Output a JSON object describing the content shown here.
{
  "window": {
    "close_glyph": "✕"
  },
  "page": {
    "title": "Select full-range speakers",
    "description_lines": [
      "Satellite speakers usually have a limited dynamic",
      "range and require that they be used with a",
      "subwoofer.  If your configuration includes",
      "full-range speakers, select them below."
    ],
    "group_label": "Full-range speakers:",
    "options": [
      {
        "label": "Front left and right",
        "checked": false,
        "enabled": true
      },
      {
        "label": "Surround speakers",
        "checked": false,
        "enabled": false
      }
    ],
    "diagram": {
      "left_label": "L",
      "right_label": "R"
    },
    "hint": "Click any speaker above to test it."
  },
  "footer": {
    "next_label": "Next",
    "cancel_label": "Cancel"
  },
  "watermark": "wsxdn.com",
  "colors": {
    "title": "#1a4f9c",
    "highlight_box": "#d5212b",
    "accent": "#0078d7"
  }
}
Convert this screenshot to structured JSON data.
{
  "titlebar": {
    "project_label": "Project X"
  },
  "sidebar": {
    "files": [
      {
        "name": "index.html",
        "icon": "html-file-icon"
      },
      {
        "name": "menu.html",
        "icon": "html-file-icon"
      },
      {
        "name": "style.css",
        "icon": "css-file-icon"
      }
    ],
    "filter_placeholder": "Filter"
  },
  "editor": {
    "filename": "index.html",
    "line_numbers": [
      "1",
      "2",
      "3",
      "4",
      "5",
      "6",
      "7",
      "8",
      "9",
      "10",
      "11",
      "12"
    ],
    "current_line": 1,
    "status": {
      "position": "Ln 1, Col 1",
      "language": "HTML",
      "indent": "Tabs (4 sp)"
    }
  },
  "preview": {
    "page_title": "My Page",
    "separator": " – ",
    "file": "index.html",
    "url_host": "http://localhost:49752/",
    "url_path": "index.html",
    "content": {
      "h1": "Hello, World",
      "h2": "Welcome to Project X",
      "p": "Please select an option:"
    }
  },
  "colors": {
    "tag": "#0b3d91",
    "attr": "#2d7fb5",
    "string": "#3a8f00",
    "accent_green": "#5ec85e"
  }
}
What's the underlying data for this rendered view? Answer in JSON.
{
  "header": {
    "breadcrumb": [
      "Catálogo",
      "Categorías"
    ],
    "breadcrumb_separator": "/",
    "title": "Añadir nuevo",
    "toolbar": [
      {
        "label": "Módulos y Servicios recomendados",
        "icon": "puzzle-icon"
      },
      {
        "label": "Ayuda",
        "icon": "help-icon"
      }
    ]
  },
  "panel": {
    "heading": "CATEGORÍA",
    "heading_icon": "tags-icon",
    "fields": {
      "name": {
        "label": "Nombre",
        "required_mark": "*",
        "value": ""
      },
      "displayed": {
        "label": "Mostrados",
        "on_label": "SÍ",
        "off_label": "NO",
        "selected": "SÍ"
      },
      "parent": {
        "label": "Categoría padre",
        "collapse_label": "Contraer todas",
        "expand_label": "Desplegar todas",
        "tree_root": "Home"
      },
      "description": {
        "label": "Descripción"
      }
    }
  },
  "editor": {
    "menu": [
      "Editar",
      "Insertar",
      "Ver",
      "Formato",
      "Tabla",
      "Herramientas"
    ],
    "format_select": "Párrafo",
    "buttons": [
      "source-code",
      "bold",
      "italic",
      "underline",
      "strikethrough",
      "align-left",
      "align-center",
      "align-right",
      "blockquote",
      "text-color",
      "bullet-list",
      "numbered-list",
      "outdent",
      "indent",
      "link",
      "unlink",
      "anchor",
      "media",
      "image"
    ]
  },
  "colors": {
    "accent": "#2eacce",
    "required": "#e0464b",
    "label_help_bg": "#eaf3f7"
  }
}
━━━━━━━━━━━━━━━━
▸ EXERCISE GOAL
Above are the records; retype every one exactly.

▸ PROBLEM SOLUTION
Output a JSON object describing the content shown here.
{
  "window": {
    "close_glyph": "✕"
  },
  "page": {
    "title": "Select full-range speakers",
    "description_lines": [
      "Satellite speakers usually have a limited dynamic",
      "range and require that they be used with a",
      "subwoofer.  If your configuration includes",
      "full-range speakers, select them below."
    ],
    "group_label": "Full-range speakers:",
    "options": [
      {
        "label": "Front left and right",
        "checked": false,
        "enabled": true
      },
      {
        "label": "Surround speakers",
        "checked": false,
        "enabled": false
      }
    ],
    "diagram": {
      "left_label": "L",
      "right_label": "R"
    },
    "hint": "Click any speaker above to test it."
  },
  "footer": {
    "next_label": "Next",
    "cancel_label": "Cancel"
  },
  "watermark": "wsxdn.com",
  "colors": {
    "title": "#1a4f9c",
    "highlight_box": "#d5212b",
    "accent": "#0078d7"
  }
}
Convert this screenshot to structured JSON data.
{
  "titlebar": {
    "project_label": "Project X"
  },
  "sidebar": {
    "files": [
      {
        "name": "index.html",
        "icon": "html-file-icon"
      },
      {
        "name": "menu.html",
        "icon": "html-file-icon"
      },
      {
        "name": "style.css",
        "icon": "css-file-icon"
      }
    ],
    "filter_placeholder": "Filter"
  },
  "editor": {
    "filename": "index.html",
    "line_numbers": [
      "1",
      "2",
      "3",
      "4",
      "5",
      "6",
      "7",
      "8",
      "9",
      "10",
      "11",
      "12"
    ],
    "current_line": 1,
    "status": {
      "position": "Ln 1, Col 1",
      "language": "HTML",
      "indent": "Tabs (4 sp)"
    }
  },
  "preview": {
    "page_title": "My Page",
    "separator": " – ",
    "file": "index.html",
    "url_host": "http://localhost:49752/",
    "url_path": "index.html",
    "content": {
      "h1": "Hello, World",
      "h2": "Welcome to Project X",
      "p": "Please select an option:"
    }
  },
  "colors": {
    "tag": "#0b3d91",
    "attr": "#2d7fb5",
    "string": "#3a8f00",
    "accent_green": "#5ec85e"
  }
}
What's the underlying data for this rendered view? Answer in JSON.
{
  "header": {
    "breadcrumb": [
      "Catálogo",
      "Categorías"
    ],
    "breadcrumb_separator": "/",
    "title": "Añadir nuevo",
    "toolbar": [
      {
        "label": "Módulos y Servicios recomendados",
        "icon": "puzzle-icon"
      },
      {
        "label": "Ayuda",
        "icon": "help-icon"
      }
    ]
  },
  "panel": {
    "heading": "CATEGORÍA",
    "heading_icon": "tags-icon",
    "fields": {
      "name": {
        "label": "Nombre",
        "required_mark": "*",
        "value": ""
      },
      "displayed": {
        "label": "Mostrados",
        "on_label": "SÍ",
        "off_label": "NO",
        "selected": "SÍ"
      },
      "parent": {
        "label": "Categoría padre",
        "collapse_label": "Contraer todas",
        "expand_label": "Desplegar todas",
        "tree_root": "Home"
      },
      "description": {
        "label": "Descripción"
      }
    }
  },
  "editor": {
    "menu": [
      "Editar",
      "Insertar",
      "Ver",
      "Formato",
      "Tabla",
      "Herramientas"
    ],
    "format_select": "Párrafo",
    "buttons": [
      "source-code",
      "bold",
      "italic",
      "underline",
      "strikethrough",
      "align-left",
      "align-center",
      "align-right",
      "blockquote",
      "text-color",
      "bullet-list",
      "numbered-list",
      "outdent",
      "indent",
      "link",
      "unlink",
      "anchor",
      "media",
      "image"
    ]
  },
  "colors": {
    "accent": "#2eacce",
    "required": "#e0464b",
    "label_help_bg": "#eaf3f7"
  }
}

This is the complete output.